Available records —
--- Begin ---
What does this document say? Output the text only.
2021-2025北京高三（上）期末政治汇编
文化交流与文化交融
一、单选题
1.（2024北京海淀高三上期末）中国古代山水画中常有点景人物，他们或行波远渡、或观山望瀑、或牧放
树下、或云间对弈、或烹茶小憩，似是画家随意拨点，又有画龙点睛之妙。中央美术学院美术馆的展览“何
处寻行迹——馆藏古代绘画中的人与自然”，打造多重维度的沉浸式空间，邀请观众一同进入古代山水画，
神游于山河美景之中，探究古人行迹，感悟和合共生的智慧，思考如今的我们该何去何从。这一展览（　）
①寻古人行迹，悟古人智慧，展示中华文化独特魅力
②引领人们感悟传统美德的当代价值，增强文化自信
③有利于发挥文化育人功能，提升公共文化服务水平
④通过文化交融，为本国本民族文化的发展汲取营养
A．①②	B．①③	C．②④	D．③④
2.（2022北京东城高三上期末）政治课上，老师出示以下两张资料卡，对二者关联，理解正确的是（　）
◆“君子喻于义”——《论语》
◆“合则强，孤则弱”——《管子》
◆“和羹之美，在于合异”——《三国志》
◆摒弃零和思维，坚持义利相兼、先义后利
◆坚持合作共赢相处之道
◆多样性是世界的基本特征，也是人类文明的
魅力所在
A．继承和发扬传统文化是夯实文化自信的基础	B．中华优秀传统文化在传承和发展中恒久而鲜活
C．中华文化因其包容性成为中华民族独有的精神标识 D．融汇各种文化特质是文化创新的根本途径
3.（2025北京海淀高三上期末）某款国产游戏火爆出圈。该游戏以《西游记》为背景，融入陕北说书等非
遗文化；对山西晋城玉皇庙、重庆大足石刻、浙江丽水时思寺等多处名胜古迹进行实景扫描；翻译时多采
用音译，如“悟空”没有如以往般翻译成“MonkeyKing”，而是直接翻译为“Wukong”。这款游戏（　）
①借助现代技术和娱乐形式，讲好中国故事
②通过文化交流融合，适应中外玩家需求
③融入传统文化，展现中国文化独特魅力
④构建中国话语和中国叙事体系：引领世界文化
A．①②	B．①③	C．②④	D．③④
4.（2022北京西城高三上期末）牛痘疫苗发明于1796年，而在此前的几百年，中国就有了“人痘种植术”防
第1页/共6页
--- End ---
Task prompt — Give back all the records exactly as they stand.

Result —
What does this document say? Output the text only.
2021-2025北京高三（上）期末政治汇编
文化交流与文化交融
一、单选题
1.（2024北京海淀高三上期末）中国古代山水画中常有点景人物，他们或行波远渡、或观山望瀑、或牧放
树下、或云间对弈、或烹茶小憩，似是画家随意拨点，又有画龙点睛之妙。中央美术学院美术馆的展览“何
处寻行迹——馆藏古代绘画中的人与自然”，打造多重维度的沉浸式空间，邀请观众一同进入古代山水画，
神游于山河美景之中，探究古人行迹，感悟和合共生的智慧，思考如今的我们该何去何从。这一展览（　）
①寻古人行迹，悟古人智慧，展示中华文化独特魅力
②引领人们感悟传统美德的当代价值，增强文化自信
③有利于发挥文化育人功能，提升公共文化服务水平
④通过文化交融，为本国本民族文化的发展汲取营养
A．①②	B．①③	C．②④	D．③④
2.（2022北京东城高三上期末）政治课上，老师出示以下两张资料卡，对二者关联，理解正确的是（　）
◆“君子喻于义”——《论语》
◆“合则强，孤则弱”——《管子》
◆“和羹之美，在于合异”——《三国志》
◆摒弃零和思维，坚持义利相兼、先义后利
◆坚持合作共赢相处之道
◆多样性是世界的基本特征，也是人类文明的
魅力所在
A．继承和发扬传统文化是夯实文化自信的基础	B．中华优秀传统文化在传承和发展中恒久而鲜活
C．中华文化因其包容性成为中华民族独有的精神标识 D．融汇各种文化特质是文化创新的根本途径
3.（2025北京海淀高三上期末）某款国产游戏火爆出圈。该游戏以《西游记》为背景，融入陕北说书等非
遗文化；对山西晋城玉皇庙、重庆大足石刻、浙江丽水时思寺等多处名胜古迹进行实景扫描；翻译时多采
用音译，如“悟空”没有如以往般翻译成“MonkeyKing”，而是直接翻译为“Wukong”。这款游戏（　）
①借助现代技术和娱乐形式，讲好中国故事
②通过文化交流融合，适应中外玩家需求
③融入传统文化，展现中国文化独特魅力
④构建中国话语和中国叙事体系：引领世界文化
A．①②	B．①③	C．②④	D．③④
4.（2022北京西城高三上期末）牛痘疫苗发明于1796年，而在此前的几百年，中国就有了“人痘种植术”防
第1页/共6页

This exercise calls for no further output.